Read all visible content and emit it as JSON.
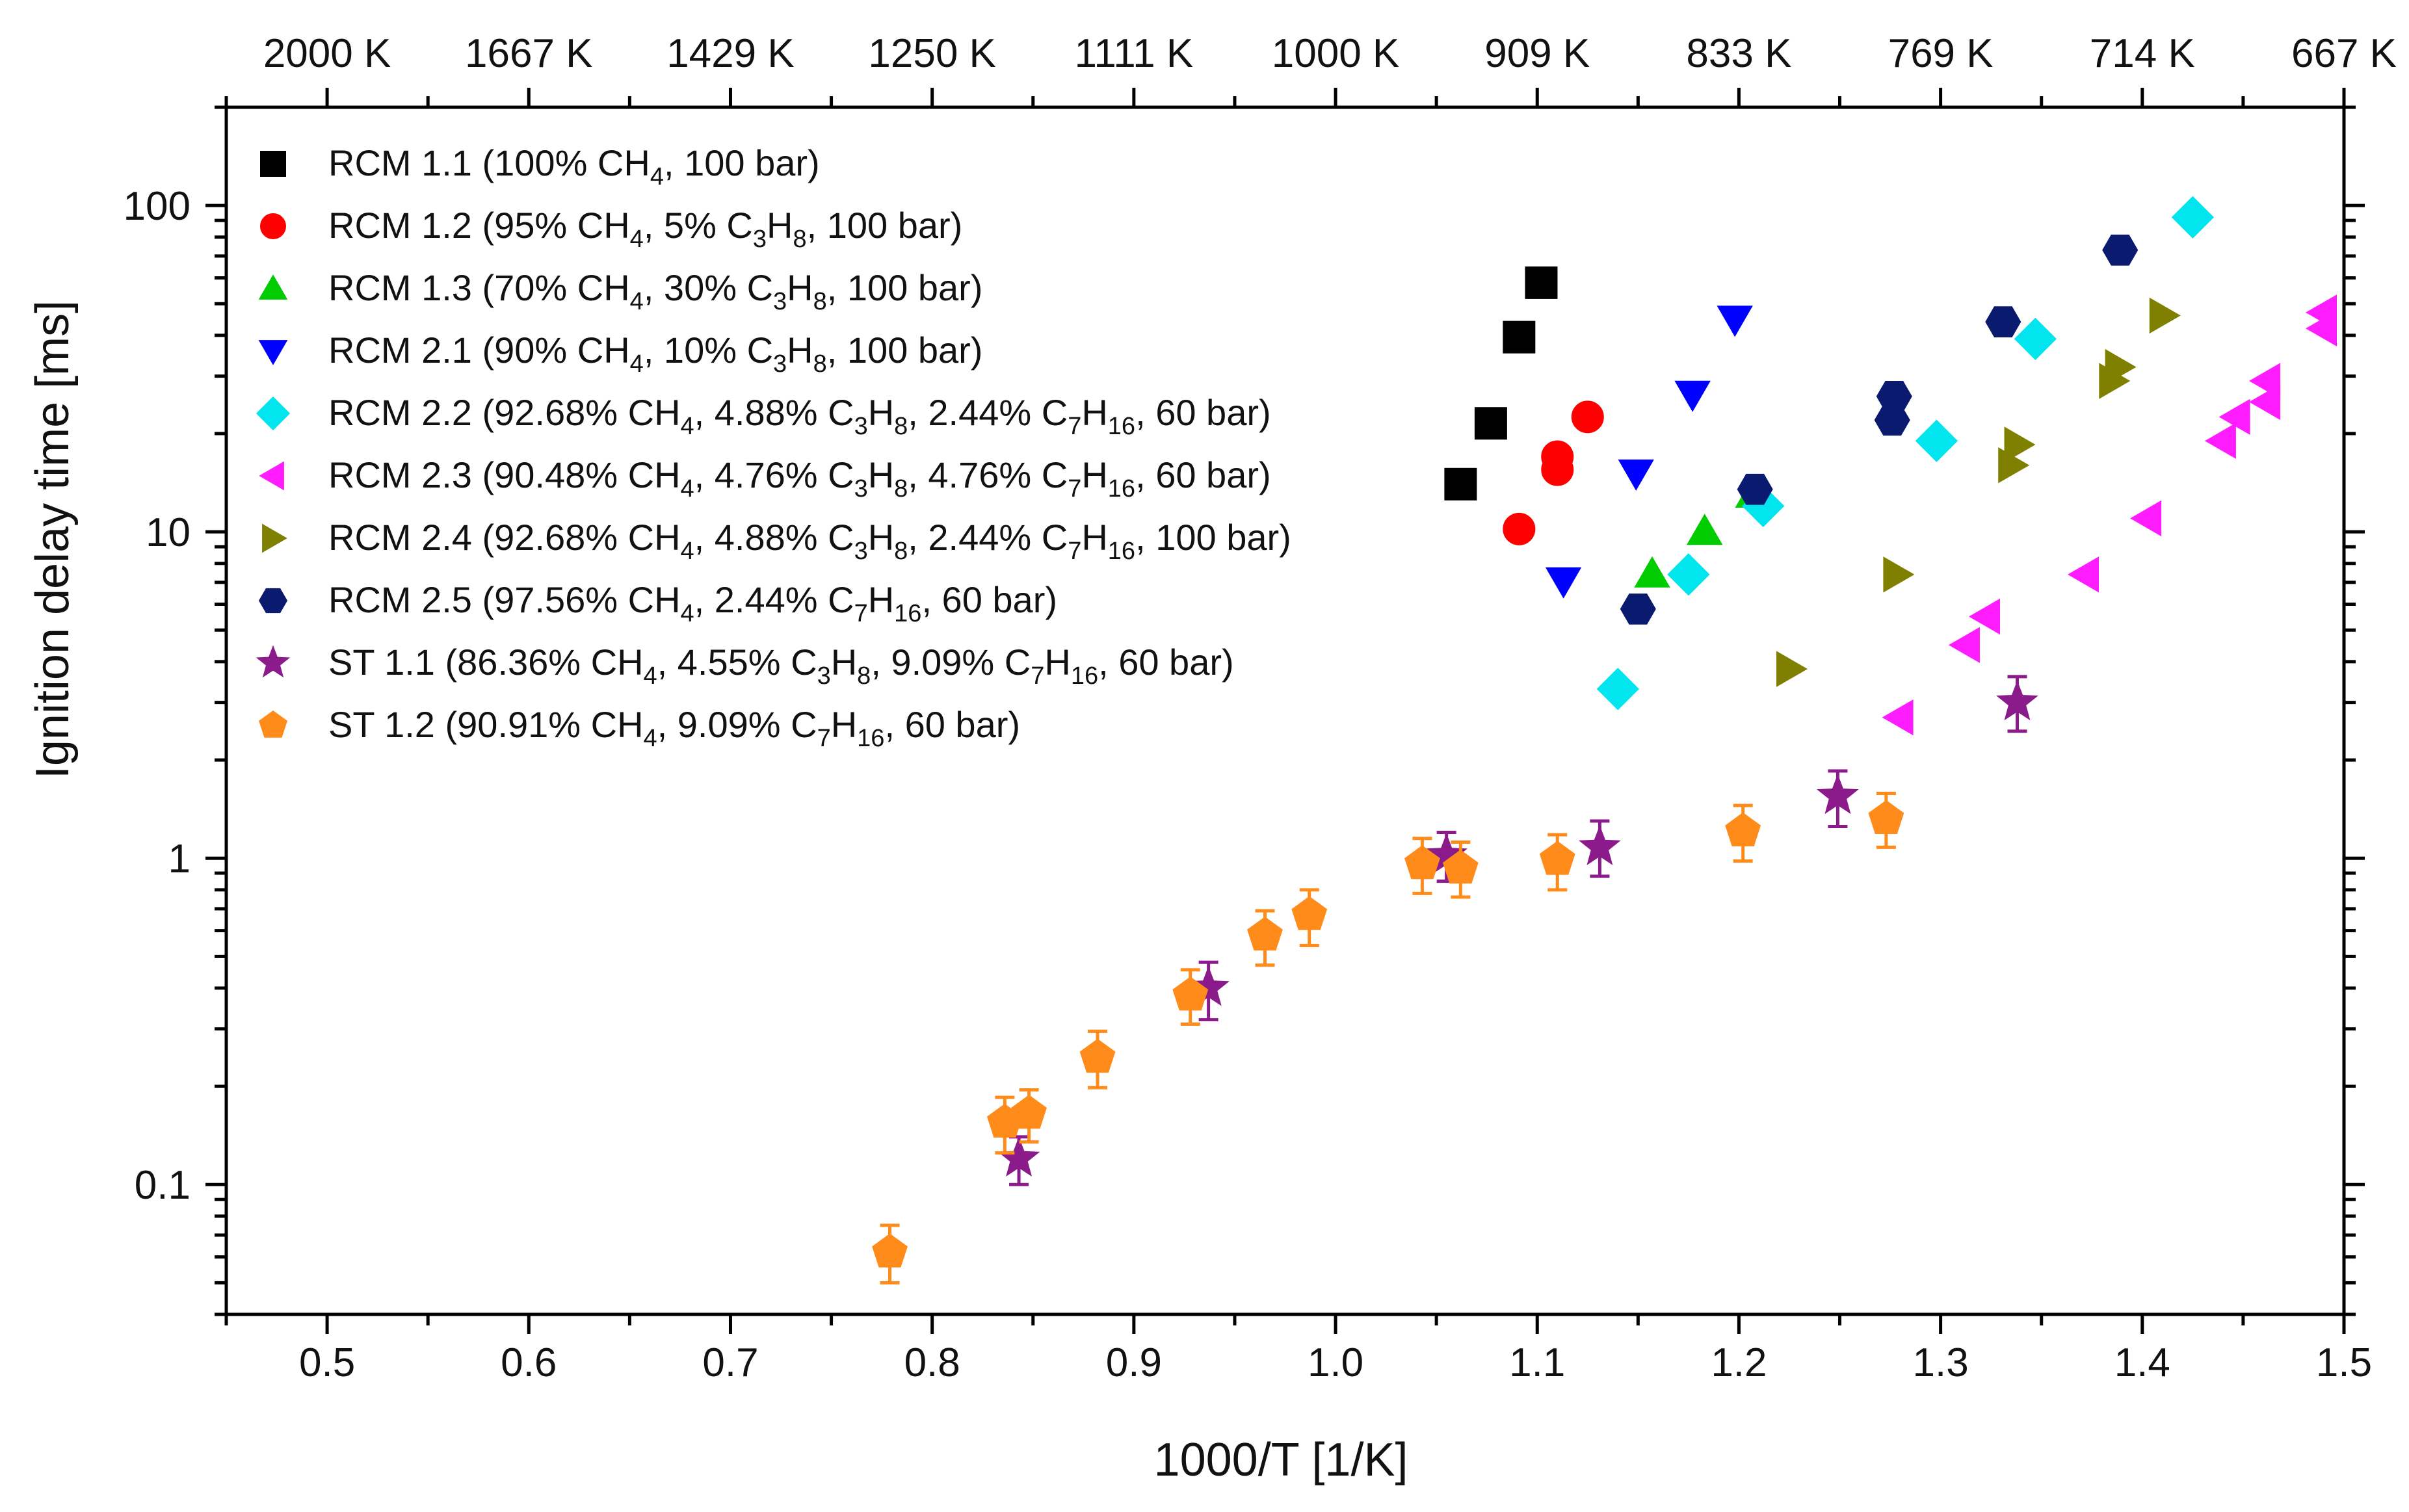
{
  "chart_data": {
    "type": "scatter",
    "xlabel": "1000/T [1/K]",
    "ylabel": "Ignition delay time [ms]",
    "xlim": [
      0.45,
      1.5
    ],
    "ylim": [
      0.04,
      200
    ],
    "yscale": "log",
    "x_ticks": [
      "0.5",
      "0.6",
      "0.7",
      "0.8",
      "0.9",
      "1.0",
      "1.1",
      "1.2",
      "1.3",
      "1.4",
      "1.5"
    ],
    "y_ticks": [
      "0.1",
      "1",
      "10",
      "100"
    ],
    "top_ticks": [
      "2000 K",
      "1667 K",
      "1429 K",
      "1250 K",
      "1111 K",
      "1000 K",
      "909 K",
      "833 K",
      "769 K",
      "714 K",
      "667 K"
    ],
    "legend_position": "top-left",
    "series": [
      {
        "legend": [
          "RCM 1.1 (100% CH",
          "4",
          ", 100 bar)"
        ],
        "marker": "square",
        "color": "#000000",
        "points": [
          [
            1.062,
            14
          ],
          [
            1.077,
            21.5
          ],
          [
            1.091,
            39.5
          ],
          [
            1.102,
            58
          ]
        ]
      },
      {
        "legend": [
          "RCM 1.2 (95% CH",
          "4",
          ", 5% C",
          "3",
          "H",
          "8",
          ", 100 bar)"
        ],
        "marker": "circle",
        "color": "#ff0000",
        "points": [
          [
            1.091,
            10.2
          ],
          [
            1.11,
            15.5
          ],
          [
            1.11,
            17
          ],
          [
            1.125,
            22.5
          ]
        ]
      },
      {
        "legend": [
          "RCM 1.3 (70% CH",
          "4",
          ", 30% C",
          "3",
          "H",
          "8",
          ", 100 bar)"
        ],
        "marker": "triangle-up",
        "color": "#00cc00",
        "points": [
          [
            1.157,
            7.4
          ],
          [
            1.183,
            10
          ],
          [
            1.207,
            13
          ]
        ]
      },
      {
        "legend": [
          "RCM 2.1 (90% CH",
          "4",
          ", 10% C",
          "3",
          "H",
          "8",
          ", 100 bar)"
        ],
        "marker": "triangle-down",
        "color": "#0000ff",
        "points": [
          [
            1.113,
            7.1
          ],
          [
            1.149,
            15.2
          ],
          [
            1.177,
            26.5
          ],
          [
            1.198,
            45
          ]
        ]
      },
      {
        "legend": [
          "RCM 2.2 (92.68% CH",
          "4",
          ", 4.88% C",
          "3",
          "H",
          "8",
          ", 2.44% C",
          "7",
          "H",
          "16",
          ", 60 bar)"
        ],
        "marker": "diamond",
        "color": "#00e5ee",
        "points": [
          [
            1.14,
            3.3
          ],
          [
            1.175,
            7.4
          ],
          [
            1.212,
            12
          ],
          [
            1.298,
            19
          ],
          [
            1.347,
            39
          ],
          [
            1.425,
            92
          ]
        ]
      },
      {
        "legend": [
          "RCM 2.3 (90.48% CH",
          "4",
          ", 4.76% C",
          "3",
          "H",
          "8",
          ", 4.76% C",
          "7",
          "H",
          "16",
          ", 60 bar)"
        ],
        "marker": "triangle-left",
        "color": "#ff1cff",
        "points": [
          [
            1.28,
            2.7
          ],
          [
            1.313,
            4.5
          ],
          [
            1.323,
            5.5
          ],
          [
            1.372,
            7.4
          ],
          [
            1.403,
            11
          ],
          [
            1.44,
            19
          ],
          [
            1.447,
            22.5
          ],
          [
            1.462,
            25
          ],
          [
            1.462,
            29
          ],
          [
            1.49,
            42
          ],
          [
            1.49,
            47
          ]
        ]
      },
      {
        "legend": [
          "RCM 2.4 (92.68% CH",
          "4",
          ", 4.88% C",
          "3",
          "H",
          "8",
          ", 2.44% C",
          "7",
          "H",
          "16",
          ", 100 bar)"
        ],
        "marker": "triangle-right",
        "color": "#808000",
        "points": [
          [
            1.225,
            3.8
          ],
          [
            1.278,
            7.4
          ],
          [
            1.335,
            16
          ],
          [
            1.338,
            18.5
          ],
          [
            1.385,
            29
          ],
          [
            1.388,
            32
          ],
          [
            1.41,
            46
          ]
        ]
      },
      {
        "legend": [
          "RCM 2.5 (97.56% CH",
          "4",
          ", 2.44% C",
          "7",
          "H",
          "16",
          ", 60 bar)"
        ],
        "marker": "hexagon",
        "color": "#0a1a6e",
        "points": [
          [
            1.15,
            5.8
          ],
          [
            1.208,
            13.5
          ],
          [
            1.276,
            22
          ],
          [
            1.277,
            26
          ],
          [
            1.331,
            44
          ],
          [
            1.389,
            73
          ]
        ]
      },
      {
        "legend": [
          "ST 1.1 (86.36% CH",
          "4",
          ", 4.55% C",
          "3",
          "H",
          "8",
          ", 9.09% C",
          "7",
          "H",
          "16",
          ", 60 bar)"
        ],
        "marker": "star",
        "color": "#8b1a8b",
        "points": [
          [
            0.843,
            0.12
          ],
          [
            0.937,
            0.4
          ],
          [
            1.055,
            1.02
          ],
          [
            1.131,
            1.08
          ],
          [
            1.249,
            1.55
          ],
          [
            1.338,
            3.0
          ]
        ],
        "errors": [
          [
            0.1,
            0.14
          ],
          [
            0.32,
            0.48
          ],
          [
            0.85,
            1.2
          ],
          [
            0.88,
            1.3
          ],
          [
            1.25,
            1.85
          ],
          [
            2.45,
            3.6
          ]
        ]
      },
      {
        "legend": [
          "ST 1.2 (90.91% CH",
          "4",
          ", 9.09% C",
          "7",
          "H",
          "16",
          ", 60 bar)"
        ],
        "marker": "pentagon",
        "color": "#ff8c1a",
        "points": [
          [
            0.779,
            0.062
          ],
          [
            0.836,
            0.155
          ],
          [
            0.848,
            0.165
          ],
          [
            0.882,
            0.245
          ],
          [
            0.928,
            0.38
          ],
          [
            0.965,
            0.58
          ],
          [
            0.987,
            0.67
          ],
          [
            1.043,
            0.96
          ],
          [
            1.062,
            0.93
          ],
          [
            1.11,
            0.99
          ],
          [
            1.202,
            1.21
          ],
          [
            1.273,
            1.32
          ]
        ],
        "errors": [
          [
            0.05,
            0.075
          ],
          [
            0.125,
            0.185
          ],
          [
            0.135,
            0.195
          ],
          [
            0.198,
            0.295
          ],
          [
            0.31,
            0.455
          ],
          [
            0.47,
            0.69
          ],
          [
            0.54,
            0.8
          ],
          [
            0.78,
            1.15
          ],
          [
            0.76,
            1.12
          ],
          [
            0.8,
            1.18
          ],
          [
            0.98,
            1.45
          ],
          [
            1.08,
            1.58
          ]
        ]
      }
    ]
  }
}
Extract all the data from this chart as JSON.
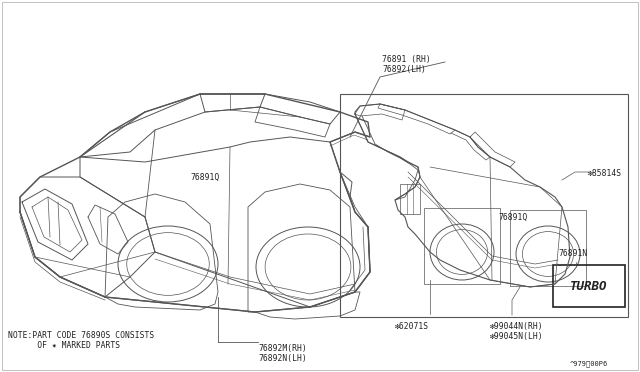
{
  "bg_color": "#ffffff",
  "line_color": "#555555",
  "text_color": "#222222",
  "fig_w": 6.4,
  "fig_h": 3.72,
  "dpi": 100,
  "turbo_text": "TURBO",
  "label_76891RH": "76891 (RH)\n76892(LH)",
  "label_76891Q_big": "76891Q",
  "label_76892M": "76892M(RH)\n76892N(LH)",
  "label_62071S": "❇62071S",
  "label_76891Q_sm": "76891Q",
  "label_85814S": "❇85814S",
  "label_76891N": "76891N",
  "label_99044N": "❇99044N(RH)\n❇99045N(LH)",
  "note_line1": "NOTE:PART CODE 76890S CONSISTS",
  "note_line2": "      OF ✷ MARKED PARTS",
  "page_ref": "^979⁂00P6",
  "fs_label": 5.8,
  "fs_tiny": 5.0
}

****

In the material above, how many lines hold the word "triangle"? Say only the number.

4